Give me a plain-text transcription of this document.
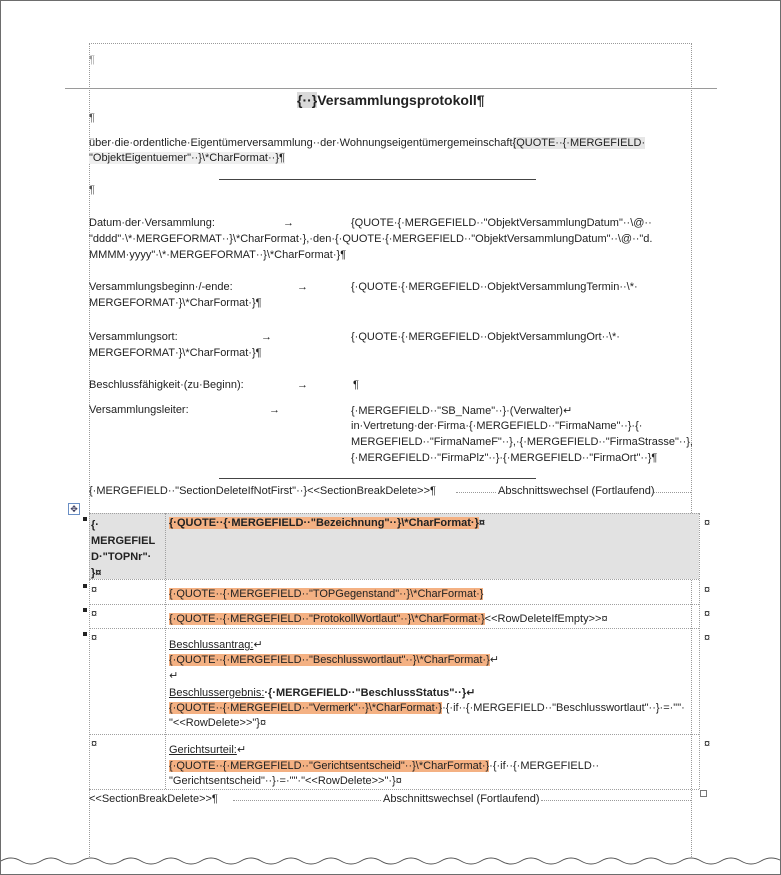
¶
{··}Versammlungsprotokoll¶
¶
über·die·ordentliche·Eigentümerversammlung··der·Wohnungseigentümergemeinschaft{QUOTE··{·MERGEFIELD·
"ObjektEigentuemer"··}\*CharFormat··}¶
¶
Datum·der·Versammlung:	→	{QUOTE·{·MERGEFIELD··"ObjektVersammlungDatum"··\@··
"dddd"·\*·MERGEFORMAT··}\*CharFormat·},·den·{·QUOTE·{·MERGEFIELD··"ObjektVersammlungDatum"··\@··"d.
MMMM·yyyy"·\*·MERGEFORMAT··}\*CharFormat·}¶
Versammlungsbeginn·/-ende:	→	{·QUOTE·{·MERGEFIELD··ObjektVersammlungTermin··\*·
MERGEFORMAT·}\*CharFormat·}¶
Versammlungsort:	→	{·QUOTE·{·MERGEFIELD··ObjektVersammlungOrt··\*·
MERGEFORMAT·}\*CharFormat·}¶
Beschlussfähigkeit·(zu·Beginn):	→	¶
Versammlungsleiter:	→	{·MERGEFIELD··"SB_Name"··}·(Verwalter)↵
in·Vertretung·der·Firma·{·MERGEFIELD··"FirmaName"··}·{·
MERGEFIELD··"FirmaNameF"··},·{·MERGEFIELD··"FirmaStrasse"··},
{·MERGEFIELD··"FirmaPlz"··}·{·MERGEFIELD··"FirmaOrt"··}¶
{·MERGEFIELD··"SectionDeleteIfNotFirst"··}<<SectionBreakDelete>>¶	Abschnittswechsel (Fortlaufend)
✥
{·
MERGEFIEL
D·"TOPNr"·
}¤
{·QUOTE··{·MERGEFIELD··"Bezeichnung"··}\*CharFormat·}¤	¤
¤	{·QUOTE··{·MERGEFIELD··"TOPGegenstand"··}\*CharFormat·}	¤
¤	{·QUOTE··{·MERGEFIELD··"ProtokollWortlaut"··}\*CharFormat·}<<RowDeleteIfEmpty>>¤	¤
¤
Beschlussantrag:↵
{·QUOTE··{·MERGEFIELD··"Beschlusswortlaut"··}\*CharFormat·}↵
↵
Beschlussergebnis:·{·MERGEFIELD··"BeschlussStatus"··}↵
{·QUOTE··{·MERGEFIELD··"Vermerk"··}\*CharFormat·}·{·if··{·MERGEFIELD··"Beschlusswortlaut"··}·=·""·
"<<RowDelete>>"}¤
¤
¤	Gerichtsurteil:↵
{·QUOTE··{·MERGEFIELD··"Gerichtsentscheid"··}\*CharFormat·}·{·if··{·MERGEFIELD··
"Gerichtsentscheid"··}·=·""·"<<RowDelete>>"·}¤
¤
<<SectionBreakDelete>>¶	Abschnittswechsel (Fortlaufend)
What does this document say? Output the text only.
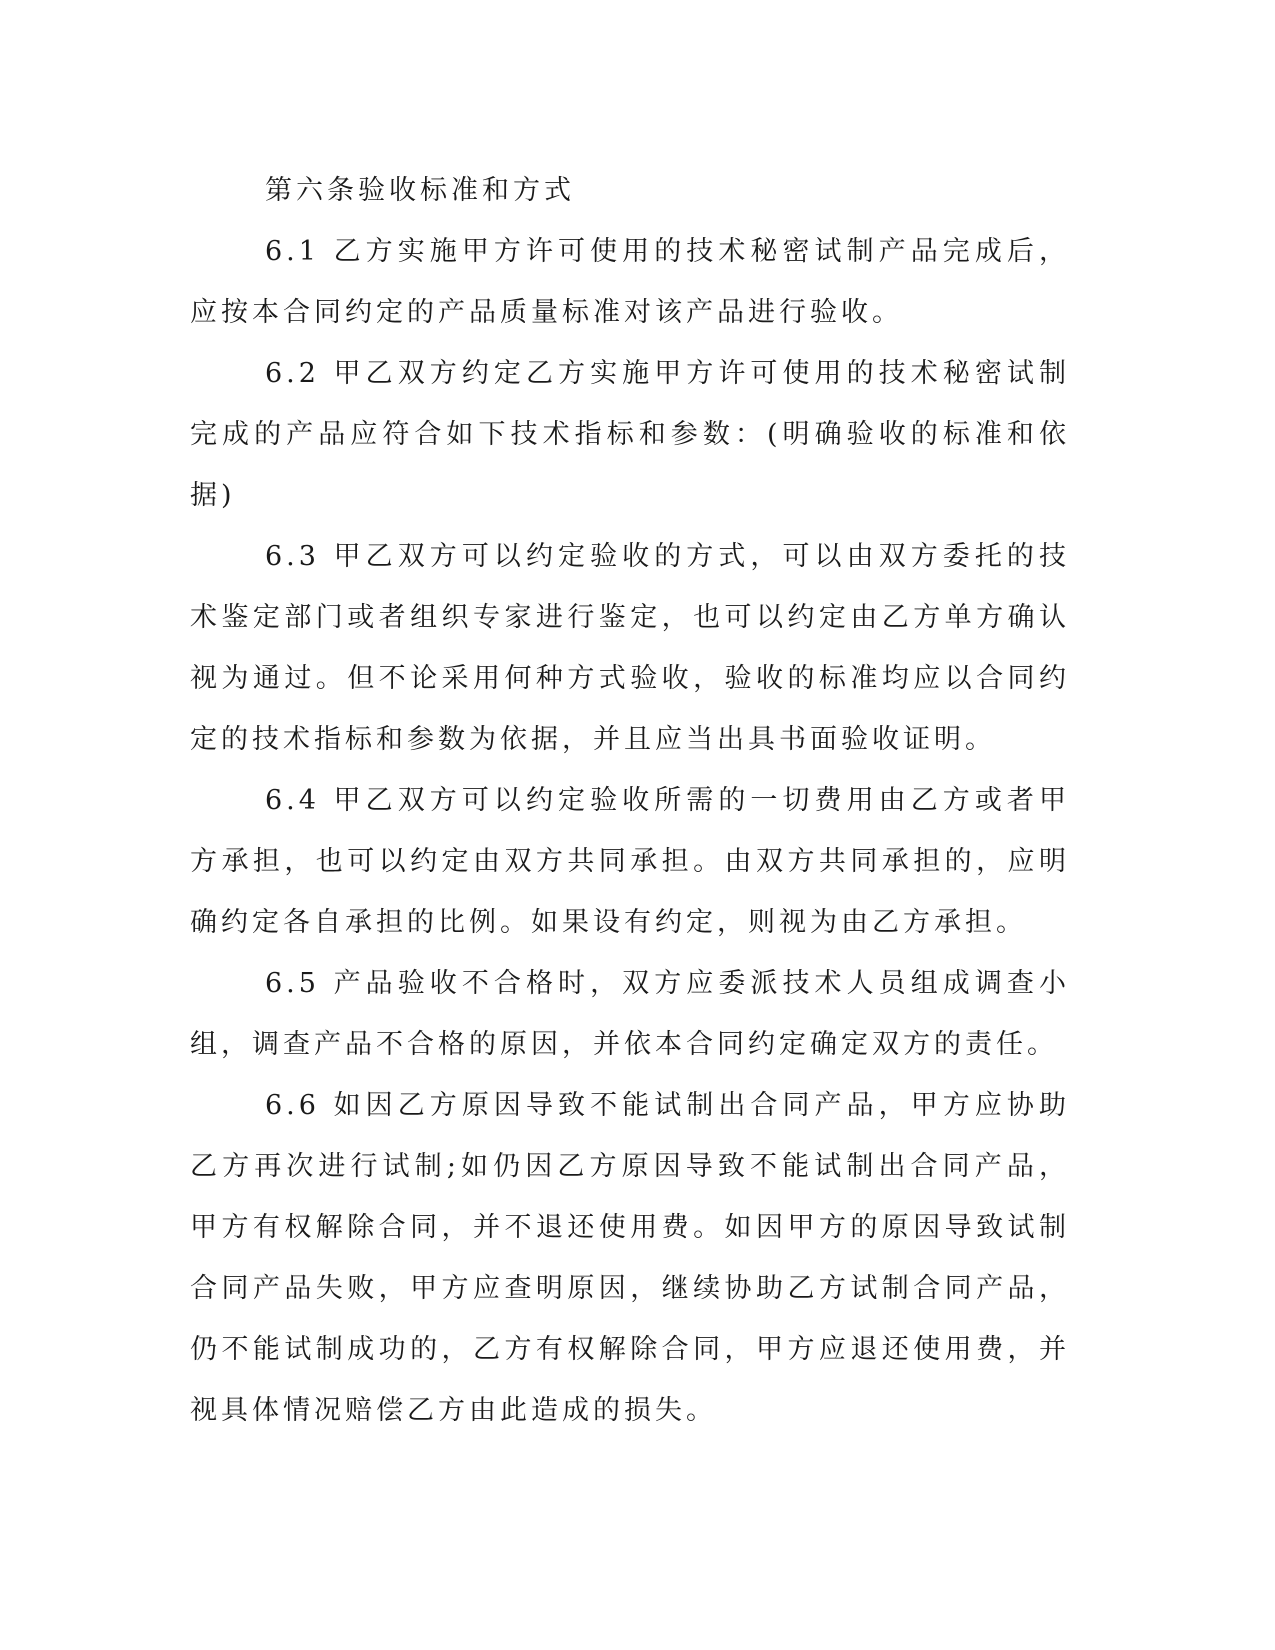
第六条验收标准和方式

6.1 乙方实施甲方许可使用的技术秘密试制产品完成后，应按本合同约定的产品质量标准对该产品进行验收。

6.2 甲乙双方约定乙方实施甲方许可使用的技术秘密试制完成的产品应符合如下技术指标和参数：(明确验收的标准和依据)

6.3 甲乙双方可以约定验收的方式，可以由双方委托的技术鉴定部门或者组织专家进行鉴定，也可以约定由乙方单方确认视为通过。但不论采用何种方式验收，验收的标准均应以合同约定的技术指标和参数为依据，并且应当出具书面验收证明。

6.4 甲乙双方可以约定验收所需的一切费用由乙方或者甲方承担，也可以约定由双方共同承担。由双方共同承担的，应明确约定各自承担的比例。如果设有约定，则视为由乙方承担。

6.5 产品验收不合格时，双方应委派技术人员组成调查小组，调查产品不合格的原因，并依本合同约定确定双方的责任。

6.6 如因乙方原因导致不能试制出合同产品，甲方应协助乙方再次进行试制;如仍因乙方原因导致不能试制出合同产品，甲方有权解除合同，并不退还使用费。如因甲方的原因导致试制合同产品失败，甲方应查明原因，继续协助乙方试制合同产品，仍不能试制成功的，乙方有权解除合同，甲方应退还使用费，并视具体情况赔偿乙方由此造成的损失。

* * * * * * * * *

EXERCISE REQUIREMENTS: Leave the pictures out and print the records above exactly as they stand.

RESPONSE:
Give me a plain-text transcription of this document.
¶
{··}Versammlungsprotokoll¶
¶
über·die·ordentliche·Eigentümerversammlung··der·Wohnungseigentümergemeinschaft{QUOTE··{·MERGEFIELD·
"ObjektEigentuemer"··}\*CharFormat··}¶
¶
Datum·der·Versammlung:	→	{QUOTE·{·MERGEFIELD··"ObjektVersammlungDatum"··\@··
"dddd"·\*·MERGEFORMAT··}\*CharFormat·},·den·{·QUOTE·{·MERGEFIELD··"ObjektVersammlungDatum"··\@··"d.
MMMM·yyyy"·\*·MERGEFORMAT··}\*CharFormat·}¶
Versammlungsbeginn·/-ende:	→	{·QUOTE·{·MERGEFIELD··ObjektVersammlungTermin··\*·
MERGEFORMAT·}\*CharFormat·}¶
Versammlungsort:	→	{·QUOTE·{·MERGEFIELD··ObjektVersammlungOrt··\*·
MERGEFORMAT·}\*CharFormat·}¶
Beschlussfähigkeit·(zu·Beginn):	→	¶
Versammlungsleiter:	→	{·MERGEFIELD··"SB_Name"··}·(Verwalter)↵
in·Vertretung·der·Firma·{·MERGEFIELD··"FirmaName"··}·{·
MERGEFIELD··"FirmaNameF"··},·{·MERGEFIELD··"FirmaStrasse"··},
{·MERGEFIELD··"FirmaPlz"··}·{·MERGEFIELD··"FirmaOrt"··}¶
{·MERGEFIELD··"SectionDeleteIfNotFirst"··}<<SectionBreakDelete>>¶	Abschnittswechsel (Fortlaufend)
✥
{·
MERGEFIEL
D·"TOPNr"·
}¤
{·QUOTE··{·MERGEFIELD··"Bezeichnung"··}\*CharFormat·}¤	¤
¤	{·QUOTE··{·MERGEFIELD··"TOPGegenstand"··}\*CharFormat·}	¤
¤	{·QUOTE··{·MERGEFIELD··"ProtokollWortlaut"··}\*CharFormat·}<<RowDeleteIfEmpty>>¤	¤
¤
Beschlussantrag:↵
{·QUOTE··{·MERGEFIELD··"Beschlusswortlaut"··}\*CharFormat·}↵
↵
Beschlussergebnis:·{·MERGEFIELD··"BeschlussStatus"··}↵
{·QUOTE··{·MERGEFIELD··"Vermerk"··}\*CharFormat·}·{·if··{·MERGEFIELD··"Beschlusswortlaut"··}·=·""·
"<<RowDelete>>"}¤
¤
¤	Gerichtsurteil:↵
{·QUOTE··{·MERGEFIELD··"Gerichtsentscheid"··}\*CharFormat·}·{·if··{·MERGEFIELD··
"Gerichtsentscheid"··}·=·""·"<<RowDelete>>"·}¤
¤
<<SectionBreakDelete>>¶	Abschnittswechsel (Fortlaufend)
What does this document say? Output the text only.
第六条验收标准和方式

6.1 乙方实施甲方许可使用的技术秘密试制产品完成后，应按本合同约定的产品质量标准对该产品进行验收。

6.2 甲乙双方约定乙方实施甲方许可使用的技术秘密试制完成的产品应符合如下技术指标和参数：(明确验收的标准和依据)

6.3 甲乙双方可以约定验收的方式，可以由双方委托的技术鉴定部门或者组织专家进行鉴定，也可以约定由乙方单方确认视为通过。但不论采用何种方式验收，验收的标准均应以合同约定的技术指标和参数为依据，并且应当出具书面验收证明。

6.4 甲乙双方可以约定验收所需的一切费用由乙方或者甲方承担，也可以约定由双方共同承担。由双方共同承担的，应明确约定各自承担的比例。如果设有约定，则视为由乙方承担。

6.5 产品验收不合格时，双方应委派技术人员组成调查小组，调查产品不合格的原因，并依本合同约定确定双方的责任。

6.6 如因乙方原因导致不能试制出合同产品，甲方应协助乙方再次进行试制;如仍因乙方原因导致不能试制出合同产品，甲方有权解除合同，并不退还使用费。如因甲方的原因导致试制合同产品失败，甲方应查明原因，继续协助乙方试制合同产品，仍不能试制成功的，乙方有权解除合同，甲方应退还使用费，并视具体情况赔偿乙方由此造成的损失。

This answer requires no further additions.